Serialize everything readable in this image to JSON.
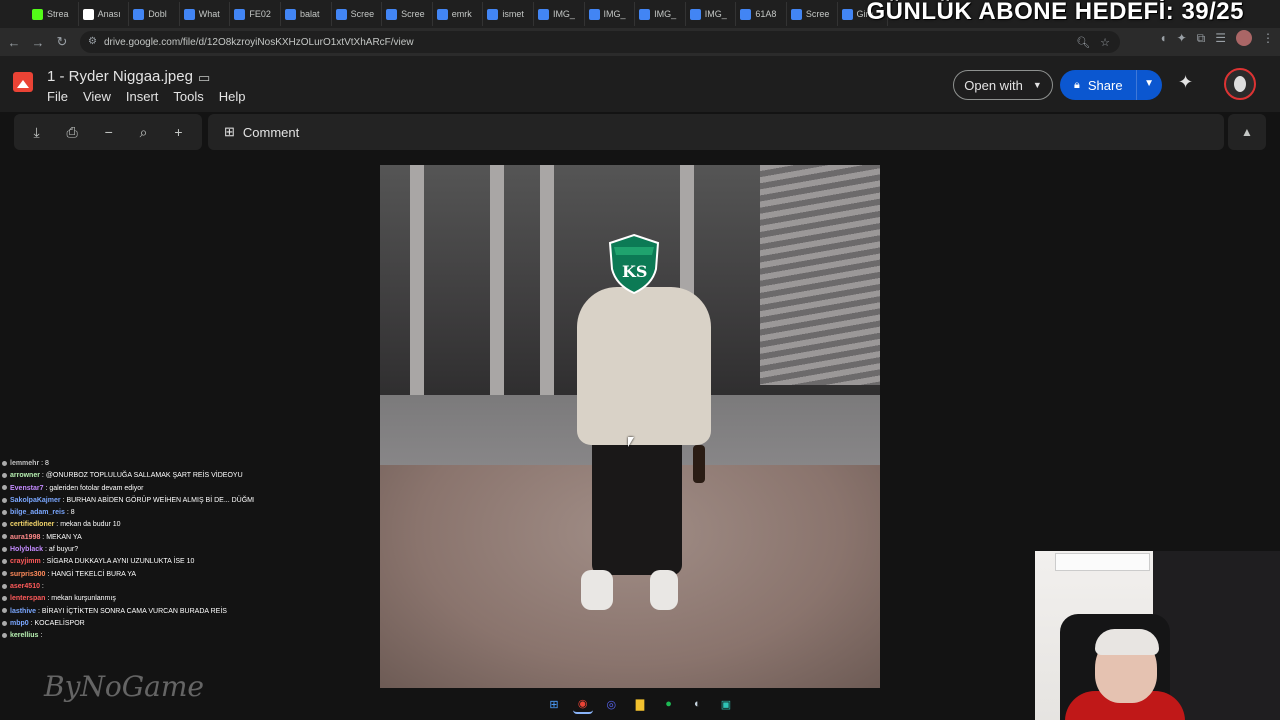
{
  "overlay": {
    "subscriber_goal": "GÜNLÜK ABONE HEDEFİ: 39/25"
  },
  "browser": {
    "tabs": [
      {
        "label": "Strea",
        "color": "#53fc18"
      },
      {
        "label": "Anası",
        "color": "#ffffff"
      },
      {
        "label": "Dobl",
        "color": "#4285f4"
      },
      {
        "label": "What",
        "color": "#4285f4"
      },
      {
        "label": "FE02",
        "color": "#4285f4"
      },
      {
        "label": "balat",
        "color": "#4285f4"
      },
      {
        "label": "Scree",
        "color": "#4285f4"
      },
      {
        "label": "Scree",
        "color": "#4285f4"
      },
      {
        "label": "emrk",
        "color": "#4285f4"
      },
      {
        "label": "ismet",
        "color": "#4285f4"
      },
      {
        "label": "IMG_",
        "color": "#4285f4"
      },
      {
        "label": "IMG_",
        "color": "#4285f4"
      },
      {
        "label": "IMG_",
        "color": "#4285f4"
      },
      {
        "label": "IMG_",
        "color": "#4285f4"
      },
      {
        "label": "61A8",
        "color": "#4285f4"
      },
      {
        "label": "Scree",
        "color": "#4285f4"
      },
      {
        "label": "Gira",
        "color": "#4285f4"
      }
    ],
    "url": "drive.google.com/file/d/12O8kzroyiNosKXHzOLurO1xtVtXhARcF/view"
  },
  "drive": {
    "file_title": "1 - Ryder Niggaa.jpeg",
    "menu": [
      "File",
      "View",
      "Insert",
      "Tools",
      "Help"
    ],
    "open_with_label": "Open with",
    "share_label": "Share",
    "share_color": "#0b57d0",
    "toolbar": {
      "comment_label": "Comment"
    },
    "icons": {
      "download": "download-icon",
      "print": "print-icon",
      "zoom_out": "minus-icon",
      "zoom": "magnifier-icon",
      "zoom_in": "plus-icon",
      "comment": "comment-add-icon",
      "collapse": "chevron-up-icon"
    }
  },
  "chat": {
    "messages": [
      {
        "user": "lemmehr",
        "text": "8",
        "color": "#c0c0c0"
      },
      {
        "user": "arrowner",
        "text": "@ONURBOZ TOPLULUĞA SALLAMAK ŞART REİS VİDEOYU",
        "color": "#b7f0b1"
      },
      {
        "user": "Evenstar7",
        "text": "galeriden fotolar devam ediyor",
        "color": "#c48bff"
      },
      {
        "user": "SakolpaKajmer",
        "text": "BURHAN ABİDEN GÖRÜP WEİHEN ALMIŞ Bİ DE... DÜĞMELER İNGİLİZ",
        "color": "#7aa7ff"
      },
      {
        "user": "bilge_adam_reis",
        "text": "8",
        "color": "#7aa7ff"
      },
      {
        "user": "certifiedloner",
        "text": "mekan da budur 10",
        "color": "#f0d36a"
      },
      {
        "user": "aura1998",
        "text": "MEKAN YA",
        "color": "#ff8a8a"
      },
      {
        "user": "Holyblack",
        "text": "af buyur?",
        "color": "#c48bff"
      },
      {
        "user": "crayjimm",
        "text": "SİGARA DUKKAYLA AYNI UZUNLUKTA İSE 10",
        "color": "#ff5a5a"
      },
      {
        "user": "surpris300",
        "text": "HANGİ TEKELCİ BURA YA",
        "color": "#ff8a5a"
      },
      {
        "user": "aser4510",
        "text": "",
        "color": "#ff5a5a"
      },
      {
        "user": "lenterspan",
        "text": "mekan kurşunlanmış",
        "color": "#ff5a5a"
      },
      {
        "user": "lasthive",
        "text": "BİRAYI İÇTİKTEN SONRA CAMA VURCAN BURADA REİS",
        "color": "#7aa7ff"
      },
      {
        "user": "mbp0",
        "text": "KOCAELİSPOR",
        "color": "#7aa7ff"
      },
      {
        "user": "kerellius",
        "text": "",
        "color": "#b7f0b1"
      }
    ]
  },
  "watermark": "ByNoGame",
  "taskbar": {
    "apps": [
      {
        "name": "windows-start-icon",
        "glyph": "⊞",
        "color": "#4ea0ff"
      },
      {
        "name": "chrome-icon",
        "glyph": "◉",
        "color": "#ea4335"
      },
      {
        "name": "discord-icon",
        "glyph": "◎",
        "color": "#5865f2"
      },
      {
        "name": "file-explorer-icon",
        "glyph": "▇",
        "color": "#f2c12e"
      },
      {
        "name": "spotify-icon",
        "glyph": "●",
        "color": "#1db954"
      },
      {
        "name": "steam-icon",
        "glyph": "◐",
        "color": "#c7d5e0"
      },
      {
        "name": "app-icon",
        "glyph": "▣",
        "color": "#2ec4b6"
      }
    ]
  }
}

-------------------------

== PROBLEM DETAILS ==
Return the material exactly as given, apart from the pictures.

== TASK RESULT ==
Serialize everything readable in this image to JSON.
{
  "overlay": {
    "subscriber_goal": "GÜNLÜK ABONE HEDEFİ: 39/25"
  },
  "browser": {
    "tabs": [
      {
        "label": "Strea",
        "color": "#53fc18"
      },
      {
        "label": "Anası",
        "color": "#ffffff"
      },
      {
        "label": "Dobl",
        "color": "#4285f4"
      },
      {
        "label": "What",
        "color": "#4285f4"
      },
      {
        "label": "FE02",
        "color": "#4285f4"
      },
      {
        "label": "balat",
        "color": "#4285f4"
      },
      {
        "label": "Scree",
        "color": "#4285f4"
      },
      {
        "label": "Scree",
        "color": "#4285f4"
      },
      {
        "label": "emrk",
        "color": "#4285f4"
      },
      {
        "label": "ismet",
        "color": "#4285f4"
      },
      {
        "label": "IMG_",
        "color": "#4285f4"
      },
      {
        "label": "IMG_",
        "color": "#4285f4"
      },
      {
        "label": "IMG_",
        "color": "#4285f4"
      },
      {
        "label": "IMG_",
        "color": "#4285f4"
      },
      {
        "label": "61A8",
        "color": "#4285f4"
      },
      {
        "label": "Scree",
        "color": "#4285f4"
      },
      {
        "label": "Gira",
        "color": "#4285f4"
      }
    ],
    "url": "drive.google.com/file/d/12O8kzroyiNosKXHzOLurO1xtVtXhARcF/view"
  },
  "drive": {
    "file_title": "1 - Ryder Niggaa.jpeg",
    "menu": [
      "File",
      "View",
      "Insert",
      "Tools",
      "Help"
    ],
    "open_with_label": "Open with",
    "share_label": "Share",
    "share_color": "#0b57d0",
    "toolbar": {
      "comment_label": "Comment"
    },
    "icons": {
      "download": "download-icon",
      "print": "print-icon",
      "zoom_out": "minus-icon",
      "zoom": "magnifier-icon",
      "zoom_in": "plus-icon",
      "comment": "comment-add-icon",
      "collapse": "chevron-up-icon"
    }
  },
  "chat": {
    "messages": [
      {
        "user": "lemmehr",
        "text": "8",
        "color": "#c0c0c0"
      },
      {
        "user": "arrowner",
        "text": "@ONURBOZ TOPLULUĞA SALLAMAK ŞART REİS VİDEOYU",
        "color": "#b7f0b1"
      },
      {
        "user": "Evenstar7",
        "text": "galeriden fotolar devam ediyor",
        "color": "#c48bff"
      },
      {
        "user": "SakolpaKajmer",
        "text": "BURHAN ABİDEN GÖRÜP WEİHEN ALMIŞ Bİ DE... DÜĞMELER İNGİLİZ",
        "color": "#7aa7ff"
      },
      {
        "user": "bilge_adam_reis",
        "text": "8",
        "color": "#7aa7ff"
      },
      {
        "user": "certifiedloner",
        "text": "mekan da budur 10",
        "color": "#f0d36a"
      },
      {
        "user": "aura1998",
        "text": "MEKAN YA",
        "color": "#ff8a8a"
      },
      {
        "user": "Holyblack",
        "text": "af buyur?",
        "color": "#c48bff"
      },
      {
        "user": "crayjimm",
        "text": "SİGARA DUKKAYLA AYNI UZUNLUKTA İSE 10",
        "color": "#ff5a5a"
      },
      {
        "user": "surpris300",
        "text": "HANGİ TEKELCİ BURA YA",
        "color": "#ff8a5a"
      },
      {
        "user": "aser4510",
        "text": "",
        "color": "#ff5a5a"
      },
      {
        "user": "lenterspan",
        "text": "mekan kurşunlanmış",
        "color": "#ff5a5a"
      },
      {
        "user": "lasthive",
        "text": "BİRAYI İÇTİKTEN SONRA CAMA VURCAN BURADA REİS",
        "color": "#7aa7ff"
      },
      {
        "user": "mbp0",
        "text": "KOCAELİSPOR",
        "color": "#7aa7ff"
      },
      {
        "user": "kerellius",
        "text": "",
        "color": "#b7f0b1"
      }
    ]
  },
  "watermark": "ByNoGame",
  "taskbar": {
    "apps": [
      {
        "name": "windows-start-icon",
        "glyph": "⊞",
        "color": "#4ea0ff"
      },
      {
        "name": "chrome-icon",
        "glyph": "◉",
        "color": "#ea4335"
      },
      {
        "name": "discord-icon",
        "glyph": "◎",
        "color": "#5865f2"
      },
      {
        "name": "file-explorer-icon",
        "glyph": "▇",
        "color": "#f2c12e"
      },
      {
        "name": "spotify-icon",
        "glyph": "●",
        "color": "#1db954"
      },
      {
        "name": "steam-icon",
        "glyph": "◐",
        "color": "#c7d5e0"
      },
      {
        "name": "app-icon",
        "glyph": "▣",
        "color": "#2ec4b6"
      }
    ]
  }
}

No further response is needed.